Rewrite each of the items below with every "plot-area" changed to "plotting-region" and nothing else altered. Leave the pictures out of your answer.

• • •

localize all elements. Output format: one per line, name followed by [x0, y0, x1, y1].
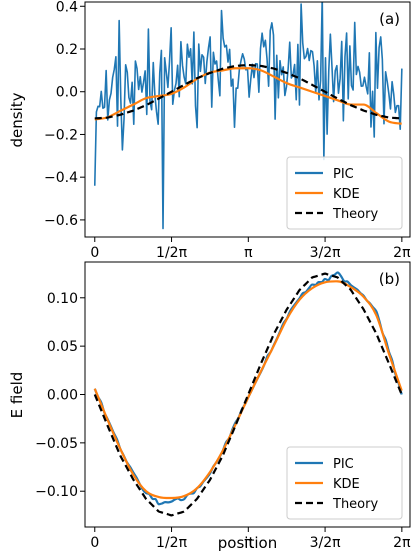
series-theory — [94, 63, 402, 120]
y-tick-label: 0.2 — [56, 42, 78, 58]
legend-label-theory: Theory — [332, 207, 378, 222]
x-tick-label: 1/2π — [156, 535, 188, 551]
x-tick-label: 1/2π — [156, 245, 188, 261]
y-axis-label: density — [8, 92, 26, 147]
x-axis-label: position — [218, 534, 277, 552]
x-tick-label: 3/2π — [310, 535, 342, 551]
legend: PIC KDE Theory — [286, 156, 403, 230]
y-tick-label: −0.10 — [35, 484, 78, 500]
axes-frame — [84, 1, 411, 238]
panel-label: (b) — [379, 270, 400, 288]
y-tick-label: −0.05 — [35, 436, 78, 452]
y-tick-label: 0.05 — [47, 339, 78, 355]
legend-label-theory: Theory — [332, 497, 378, 512]
x-tick-label: 0 — [90, 535, 99, 551]
x-tick-label: π — [244, 535, 253, 551]
y-tick-label: 0.00 — [47, 388, 78, 404]
legend-box — [286, 156, 403, 230]
legend: PIC KDE Theory — [286, 446, 403, 520]
x-tick-label: 0 — [90, 245, 99, 261]
x-tick-label: 3/2π — [310, 245, 342, 261]
series-kde — [93, 280, 403, 500]
y-axis-label: E field — [8, 372, 26, 419]
panel-label: (a) — [379, 10, 400, 28]
legend-box — [286, 446, 403, 520]
series-pic — [93, 2, 403, 230]
x-tick-label: 2π — [393, 245, 411, 261]
y-tick-label: −0.6 — [44, 213, 78, 229]
series-theory — [93, 272, 403, 517]
y-tick-label: 0.0 — [56, 85, 78, 101]
plot-area — [93, 271, 403, 517]
x-tick-label: 2π — [393, 535, 411, 551]
y-tick-label: −0.2 — [44, 127, 78, 143]
y-tick-label: 0.4 — [56, 0, 78, 15]
plot-area — [93, 2, 403, 230]
y-tick-label: −0.4 — [44, 170, 78, 186]
legend-label-kde: KDE — [333, 477, 360, 492]
legend-label-pic: PIC — [333, 457, 354, 472]
legend-label-kde: KDE — [333, 187, 360, 202]
legend-label-pic: PIC — [333, 167, 354, 182]
y-tick-label: 0.10 — [47, 291, 78, 307]
x-tick-label: π — [244, 245, 253, 261]
panel-b: 0 1/2π π 3/2π 2π 0.10 0.05 0.00 −0.05 −0.10 E fiel… — [8, 261, 411, 552]
panel-a: 0 1/2π π 3/2π 2π 0.4 0.2 0.0 −0.2 −0.4 −0.6 density… — [8, 0, 411, 261]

• • •

(Task solution)
localize all elements. Output format: one per line, name followed by [x0, y0, x1, y1].
series-theory — [94, 63, 402, 120]
y-tick-label: 0.2 — [56, 42, 78, 58]
legend-label-theory: Theory — [332, 207, 378, 222]
x-tick-label: 1/2π — [156, 535, 188, 551]
x-tick-label: 1/2π — [156, 245, 188, 261]
y-axis-label: density — [8, 92, 26, 147]
x-axis-label: position — [218, 534, 277, 552]
x-tick-label: 3/2π — [310, 535, 342, 551]
legend: PIC KDE Theory — [286, 156, 403, 230]
y-tick-label: −0.10 — [35, 484, 78, 500]
axes-frame — [84, 1, 411, 238]
panel-label: (b) — [379, 270, 400, 288]
y-tick-label: −0.05 — [35, 436, 78, 452]
y-tick-label: 0.05 — [47, 339, 78, 355]
legend-label-theory: Theory — [332, 497, 378, 512]
x-tick-label: 0 — [90, 535, 99, 551]
x-tick-label: π — [244, 535, 253, 551]
y-tick-label: 0.00 — [47, 388, 78, 404]
legend-box — [286, 156, 403, 230]
legend: PIC KDE Theory — [286, 446, 403, 520]
x-tick-label: 0 — [90, 245, 99, 261]
x-tick-label: 3/2π — [310, 245, 342, 261]
series-kde — [93, 280, 403, 500]
y-axis-label: E field — [8, 372, 26, 419]
panel-label: (a) — [379, 10, 400, 28]
legend-box — [286, 446, 403, 520]
series-pic — [93, 2, 403, 230]
x-tick-label: 2π — [393, 245, 411, 261]
y-tick-label: −0.6 — [44, 213, 78, 229]
series-theory — [93, 272, 403, 517]
y-tick-label: 0.0 — [56, 85, 78, 101]
plotting-region — [93, 271, 403, 517]
x-tick-label: 2π — [393, 535, 411, 551]
y-tick-label: −0.2 — [44, 127, 78, 143]
y-tick-label: 0.4 — [56, 0, 78, 15]
plotting-region — [93, 2, 403, 230]
y-tick-label: −0.4 — [44, 170, 78, 186]
legend-label-kde: KDE — [333, 477, 360, 492]
legend-label-pic: PIC — [333, 457, 354, 472]
legend-label-kde: KDE — [333, 187, 360, 202]
legend-label-pic: PIC — [333, 167, 354, 182]
y-tick-label: 0.10 — [47, 291, 78, 307]
x-tick-label: π — [244, 245, 253, 261]
panel-b: 0 1/2π π 3/2π 2π 0.10 0.05 0.00 −0.05 −0.10 E fiel… — [8, 261, 411, 552]
panel-a: 0 1/2π π 3/2π 2π 0.4 0.2 0.0 −0.2 −0.4 −0.6 density… — [8, 0, 411, 261]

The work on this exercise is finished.